# Task goal
Copy every one of the lines below verbatim, preserving each character, space, and number without alteration.
*****
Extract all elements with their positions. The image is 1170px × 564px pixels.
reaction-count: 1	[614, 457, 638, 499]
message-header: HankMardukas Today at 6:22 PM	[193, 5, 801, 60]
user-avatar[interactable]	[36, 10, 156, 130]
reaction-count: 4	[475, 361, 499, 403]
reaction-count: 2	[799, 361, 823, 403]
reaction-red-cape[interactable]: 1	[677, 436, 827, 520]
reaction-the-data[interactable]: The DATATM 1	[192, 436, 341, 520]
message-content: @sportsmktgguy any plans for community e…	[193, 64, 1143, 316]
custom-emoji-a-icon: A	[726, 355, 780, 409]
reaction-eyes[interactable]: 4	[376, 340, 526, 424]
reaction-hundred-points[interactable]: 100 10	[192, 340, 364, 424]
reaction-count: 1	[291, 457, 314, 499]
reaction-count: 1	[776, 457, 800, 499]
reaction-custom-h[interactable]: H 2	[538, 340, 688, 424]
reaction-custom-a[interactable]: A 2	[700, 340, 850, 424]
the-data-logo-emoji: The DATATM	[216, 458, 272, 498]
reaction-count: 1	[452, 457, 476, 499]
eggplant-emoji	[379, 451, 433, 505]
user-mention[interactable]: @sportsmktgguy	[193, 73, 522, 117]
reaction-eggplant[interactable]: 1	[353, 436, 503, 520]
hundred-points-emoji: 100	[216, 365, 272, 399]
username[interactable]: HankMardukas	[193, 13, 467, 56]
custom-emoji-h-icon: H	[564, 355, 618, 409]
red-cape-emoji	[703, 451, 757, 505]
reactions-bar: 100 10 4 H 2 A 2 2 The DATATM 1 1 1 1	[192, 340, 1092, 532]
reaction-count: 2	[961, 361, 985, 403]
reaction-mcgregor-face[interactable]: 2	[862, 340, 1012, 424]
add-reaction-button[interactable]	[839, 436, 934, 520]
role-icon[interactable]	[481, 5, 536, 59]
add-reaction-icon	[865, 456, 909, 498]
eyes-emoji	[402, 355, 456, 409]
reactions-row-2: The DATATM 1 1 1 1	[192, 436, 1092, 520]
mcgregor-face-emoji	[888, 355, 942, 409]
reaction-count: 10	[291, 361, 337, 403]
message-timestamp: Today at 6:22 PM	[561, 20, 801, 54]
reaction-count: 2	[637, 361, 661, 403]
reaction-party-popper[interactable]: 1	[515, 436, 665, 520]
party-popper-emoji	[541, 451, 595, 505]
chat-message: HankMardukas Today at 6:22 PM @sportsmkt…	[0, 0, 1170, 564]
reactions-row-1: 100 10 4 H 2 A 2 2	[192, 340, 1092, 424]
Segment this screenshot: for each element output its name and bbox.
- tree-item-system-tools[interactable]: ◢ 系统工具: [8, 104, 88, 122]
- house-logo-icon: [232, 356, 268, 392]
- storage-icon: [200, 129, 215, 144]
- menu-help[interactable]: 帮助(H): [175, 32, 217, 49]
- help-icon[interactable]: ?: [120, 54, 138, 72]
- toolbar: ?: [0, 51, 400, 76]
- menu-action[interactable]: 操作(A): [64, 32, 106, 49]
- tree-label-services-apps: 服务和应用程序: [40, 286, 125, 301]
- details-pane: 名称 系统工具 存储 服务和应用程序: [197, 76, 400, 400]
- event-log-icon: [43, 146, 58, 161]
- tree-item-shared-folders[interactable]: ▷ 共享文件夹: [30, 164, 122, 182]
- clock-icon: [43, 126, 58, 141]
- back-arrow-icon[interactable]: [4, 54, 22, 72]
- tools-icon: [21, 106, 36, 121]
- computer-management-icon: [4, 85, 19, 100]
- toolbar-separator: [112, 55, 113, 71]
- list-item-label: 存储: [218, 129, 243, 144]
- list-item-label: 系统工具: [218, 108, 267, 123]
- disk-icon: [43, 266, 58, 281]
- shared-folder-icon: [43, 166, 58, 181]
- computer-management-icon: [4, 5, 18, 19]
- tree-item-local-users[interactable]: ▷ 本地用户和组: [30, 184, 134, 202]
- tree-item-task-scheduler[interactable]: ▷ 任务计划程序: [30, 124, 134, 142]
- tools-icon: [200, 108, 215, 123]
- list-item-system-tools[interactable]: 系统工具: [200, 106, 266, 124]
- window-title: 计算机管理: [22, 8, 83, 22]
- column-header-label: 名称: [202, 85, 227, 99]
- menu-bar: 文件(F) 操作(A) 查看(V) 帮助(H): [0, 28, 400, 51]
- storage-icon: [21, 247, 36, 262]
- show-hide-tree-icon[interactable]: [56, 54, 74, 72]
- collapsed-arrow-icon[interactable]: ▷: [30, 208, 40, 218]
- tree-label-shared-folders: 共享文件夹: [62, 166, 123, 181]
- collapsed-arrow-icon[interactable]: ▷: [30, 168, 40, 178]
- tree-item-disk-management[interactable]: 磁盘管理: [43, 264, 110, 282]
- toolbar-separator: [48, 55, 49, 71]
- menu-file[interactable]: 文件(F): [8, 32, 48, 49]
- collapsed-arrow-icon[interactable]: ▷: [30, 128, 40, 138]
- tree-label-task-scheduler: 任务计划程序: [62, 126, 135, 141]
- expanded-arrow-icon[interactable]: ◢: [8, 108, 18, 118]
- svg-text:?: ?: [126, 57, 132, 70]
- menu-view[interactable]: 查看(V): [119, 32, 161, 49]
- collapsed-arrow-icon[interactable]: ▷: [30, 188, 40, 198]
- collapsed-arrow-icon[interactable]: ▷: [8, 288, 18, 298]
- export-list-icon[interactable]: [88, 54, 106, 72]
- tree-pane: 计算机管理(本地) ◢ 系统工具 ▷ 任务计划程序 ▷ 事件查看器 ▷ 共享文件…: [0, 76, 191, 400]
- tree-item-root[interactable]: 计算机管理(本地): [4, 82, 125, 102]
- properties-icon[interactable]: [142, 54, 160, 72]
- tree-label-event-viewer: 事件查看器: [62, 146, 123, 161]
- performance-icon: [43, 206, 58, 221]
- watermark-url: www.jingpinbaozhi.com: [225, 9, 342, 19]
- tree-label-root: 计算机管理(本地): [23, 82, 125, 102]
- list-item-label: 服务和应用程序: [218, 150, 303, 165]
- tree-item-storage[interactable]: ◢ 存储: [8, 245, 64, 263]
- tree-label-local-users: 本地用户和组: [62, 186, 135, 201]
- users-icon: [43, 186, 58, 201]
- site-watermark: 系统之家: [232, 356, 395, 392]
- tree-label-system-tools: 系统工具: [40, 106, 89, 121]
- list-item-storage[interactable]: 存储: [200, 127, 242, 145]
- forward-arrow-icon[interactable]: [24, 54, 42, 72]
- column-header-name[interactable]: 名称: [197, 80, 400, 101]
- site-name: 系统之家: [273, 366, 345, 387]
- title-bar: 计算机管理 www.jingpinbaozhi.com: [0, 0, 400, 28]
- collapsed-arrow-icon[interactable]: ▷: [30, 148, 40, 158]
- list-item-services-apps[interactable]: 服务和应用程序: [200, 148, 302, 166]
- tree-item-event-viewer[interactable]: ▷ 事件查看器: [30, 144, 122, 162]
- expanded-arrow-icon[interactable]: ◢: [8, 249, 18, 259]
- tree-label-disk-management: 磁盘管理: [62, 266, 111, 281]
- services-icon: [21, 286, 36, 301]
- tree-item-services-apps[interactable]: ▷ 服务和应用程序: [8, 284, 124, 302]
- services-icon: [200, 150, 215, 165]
*****
# Answer to this exercise
Extract all elements with their positions. The image is 1170px × 564px pixels.
reaction-count: 1	[614, 457, 638, 499]
message-header: HankMardukas Today at 6:22 PM	[193, 5, 801, 60]
user-avatar[interactable]	[36, 10, 156, 130]
reaction-count: 4	[475, 361, 499, 403]
reaction-count: 2	[799, 361, 823, 403]
reaction-red-cape[interactable]: 1	[677, 436, 827, 520]
reaction-the-data[interactable]: The DATATM 1	[192, 436, 341, 520]
message-content: @sportsmktgguy any plans for community e…	[193, 64, 1143, 316]
custom-emoji-a-icon: A	[726, 355, 780, 409]
reaction-eyes[interactable]: 4	[376, 340, 526, 424]
reaction-hundred-points[interactable]: 100 10	[192, 340, 364, 424]
reaction-count: 1	[291, 457, 314, 499]
reaction-count: 1	[776, 457, 800, 499]
reaction-custom-h[interactable]: H 2	[538, 340, 688, 424]
reaction-custom-a[interactable]: A 2	[700, 340, 850, 424]
the-data-logo-emoji: The DATATM	[216, 458, 272, 498]
reaction-count: 1	[452, 457, 476, 499]
eggplant-emoji	[379, 451, 433, 505]
user-mention[interactable]: @sportsmktgguy	[193, 73, 522, 117]
reaction-eggplant[interactable]: 1	[353, 436, 503, 520]
hundred-points-emoji: 100	[216, 365, 272, 399]
username[interactable]: HankMardukas	[193, 13, 467, 56]
custom-emoji-h-icon: H	[564, 355, 618, 409]
red-cape-emoji	[703, 451, 757, 505]
reactions-bar: 100 10 4 H 2 A 2 2 The DATATM 1 1 1 1	[192, 340, 1092, 532]
reaction-count: 2	[961, 361, 985, 403]
reaction-mcgregor-face[interactable]: 2	[862, 340, 1012, 424]
add-reaction-button[interactable]	[839, 436, 934, 520]
role-icon[interactable]	[481, 5, 536, 59]
add-reaction-icon	[865, 456, 909, 498]
eyes-emoji	[402, 355, 456, 409]
reactions-row-2: The DATATM 1 1 1 1	[192, 436, 1092, 520]
mcgregor-face-emoji	[888, 355, 942, 409]
reaction-count: 10	[291, 361, 337, 403]
message-timestamp: Today at 6:22 PM	[561, 20, 801, 54]
reaction-count: 2	[637, 361, 661, 403]
reaction-party-popper[interactable]: 1	[515, 436, 665, 520]
party-popper-emoji	[541, 451, 595, 505]
chat-message: HankMardukas Today at 6:22 PM @sportsmkt…	[0, 0, 1170, 564]
reactions-row-1: 100 10 4 H 2 A 2 2	[192, 340, 1092, 424]
Segment this screenshot: for each element output its name and bbox.
- tree-item-system-tools[interactable]: ◢ 系统工具: [8, 104, 88, 122]
- house-logo-icon: [232, 356, 268, 392]
- storage-icon: [200, 129, 215, 144]
- menu-help[interactable]: 帮助(H): [175, 32, 217, 49]
- help-icon[interactable]: ?: [120, 54, 138, 72]
- toolbar: ?: [0, 51, 400, 76]
- menu-action[interactable]: 操作(A): [64, 32, 106, 49]
- tree-label-services-apps: 服务和应用程序: [40, 286, 125, 301]
- details-pane: 名称 系统工具 存储 服务和应用程序: [197, 76, 400, 400]
- event-log-icon: [43, 146, 58, 161]
- tree-item-shared-folders[interactable]: ▷ 共享文件夹: [30, 164, 122, 182]
- clock-icon: [43, 126, 58, 141]
- back-arrow-icon[interactable]: [4, 54, 22, 72]
- tools-icon: [21, 106, 36, 121]
- computer-management-icon: [4, 85, 19, 100]
- toolbar-separator: [112, 55, 113, 71]
- list-item-label: 存储: [218, 129, 243, 144]
- list-item-label: 系统工具: [218, 108, 267, 123]
- disk-icon: [43, 266, 58, 281]
- shared-folder-icon: [43, 166, 58, 181]
- computer-management-icon: [4, 5, 18, 19]
- tree-item-local-users[interactable]: ▷ 本地用户和组: [30, 184, 134, 202]
- tree-item-task-scheduler[interactable]: ▷ 任务计划程序: [30, 124, 134, 142]
- tools-icon: [200, 108, 215, 123]
- list-item-system-tools[interactable]: 系统工具: [200, 106, 266, 124]
- window-title: 计算机管理: [22, 8, 83, 22]
- column-header-label: 名称: [202, 85, 227, 99]
- menu-bar: 文件(F) 操作(A) 查看(V) 帮助(H): [0, 28, 400, 51]
- storage-icon: [21, 247, 36, 262]
- show-hide-tree-icon[interactable]: [56, 54, 74, 72]
- collapsed-arrow-icon[interactable]: ▷: [30, 208, 40, 218]
- tree-label-shared-folders: 共享文件夹: [62, 166, 123, 181]
- collapsed-arrow-icon[interactable]: ▷: [30, 168, 40, 178]
- tree-item-disk-management[interactable]: 磁盘管理: [43, 264, 110, 282]
- toolbar-separator: [48, 55, 49, 71]
- menu-file[interactable]: 文件(F): [8, 32, 48, 49]
- collapsed-arrow-icon[interactable]: ▷: [30, 128, 40, 138]
- tree-label-task-scheduler: 任务计划程序: [62, 126, 135, 141]
- expanded-arrow-icon[interactable]: ◢: [8, 108, 18, 118]
- svg-text:?: ?: [126, 57, 132, 70]
- menu-view[interactable]: 查看(V): [119, 32, 161, 49]
- collapsed-arrow-icon[interactable]: ▷: [30, 188, 40, 198]
- collapsed-arrow-icon[interactable]: ▷: [8, 288, 18, 298]
- export-list-icon[interactable]: [88, 54, 106, 72]
- tree-pane: 计算机管理(本地) ◢ 系统工具 ▷ 任务计划程序 ▷ 事件查看器 ▷ 共享文件…: [0, 76, 191, 400]
- tree-item-root[interactable]: 计算机管理(本地): [4, 82, 125, 102]
- properties-icon[interactable]: [142, 54, 160, 72]
- tree-label-event-viewer: 事件查看器: [62, 146, 123, 161]
- performance-icon: [43, 206, 58, 221]
- watermark-url: www.jingpinbaozhi.com: [225, 9, 342, 19]
- tree-label-root: 计算机管理(本地): [23, 82, 125, 102]
- list-item-label: 服务和应用程序: [218, 150, 303, 165]
- tree-item-storage[interactable]: ◢ 存储: [8, 245, 64, 263]
- tree-label-local-users: 本地用户和组: [62, 186, 135, 201]
- users-icon: [43, 186, 58, 201]
- site-watermark: 系统之家: [232, 356, 395, 392]
- tree-label-system-tools: 系统工具: [40, 106, 89, 121]
- list-item-storage[interactable]: 存储: [200, 127, 242, 145]
- forward-arrow-icon[interactable]: [24, 54, 42, 72]
- column-header-name[interactable]: 名称: [197, 80, 400, 101]
- site-name: 系统之家: [273, 366, 345, 387]
- title-bar: 计算机管理 www.jingpinbaozhi.com: [0, 0, 400, 28]
- collapsed-arrow-icon[interactable]: ▷: [30, 148, 40, 158]
- list-item-services-apps[interactable]: 服务和应用程序: [200, 148, 302, 166]
- tree-item-event-viewer[interactable]: ▷ 事件查看器: [30, 144, 122, 162]
- expanded-arrow-icon[interactable]: ◢: [8, 249, 18, 259]
- tree-label-disk-management: 磁盘管理: [62, 266, 111, 281]
- services-icon: [21, 286, 36, 301]
- tree-item-services-apps[interactable]: ▷ 服务和应用程序: [8, 284, 124, 302]
- services-icon: [200, 150, 215, 165]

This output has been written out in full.